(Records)
** start **
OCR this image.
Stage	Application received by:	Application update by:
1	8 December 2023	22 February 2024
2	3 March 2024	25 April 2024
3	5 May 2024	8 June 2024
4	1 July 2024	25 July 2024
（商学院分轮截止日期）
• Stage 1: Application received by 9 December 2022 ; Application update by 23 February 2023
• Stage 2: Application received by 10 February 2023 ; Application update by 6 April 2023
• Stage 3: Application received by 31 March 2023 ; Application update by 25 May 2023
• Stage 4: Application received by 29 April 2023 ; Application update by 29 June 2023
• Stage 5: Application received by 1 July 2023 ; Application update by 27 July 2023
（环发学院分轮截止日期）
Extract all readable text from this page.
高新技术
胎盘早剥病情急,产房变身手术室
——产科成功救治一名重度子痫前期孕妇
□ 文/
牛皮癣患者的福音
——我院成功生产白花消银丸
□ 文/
** end **
-- What to do --
Starting at the line that contains "Extract all readable text from this page.", repeat each line exactly through the last one in the listing. Include both of those lines and nothing more.

-- The result --
Extract all readable text from this page.
高新技术
胎盘早剥病情急,产房变身手术室
——产科成功救治一名重度子痫前期孕妇
□ 文/
牛皮癣患者的福音
——我院成功生产白花消银丸
□ 文/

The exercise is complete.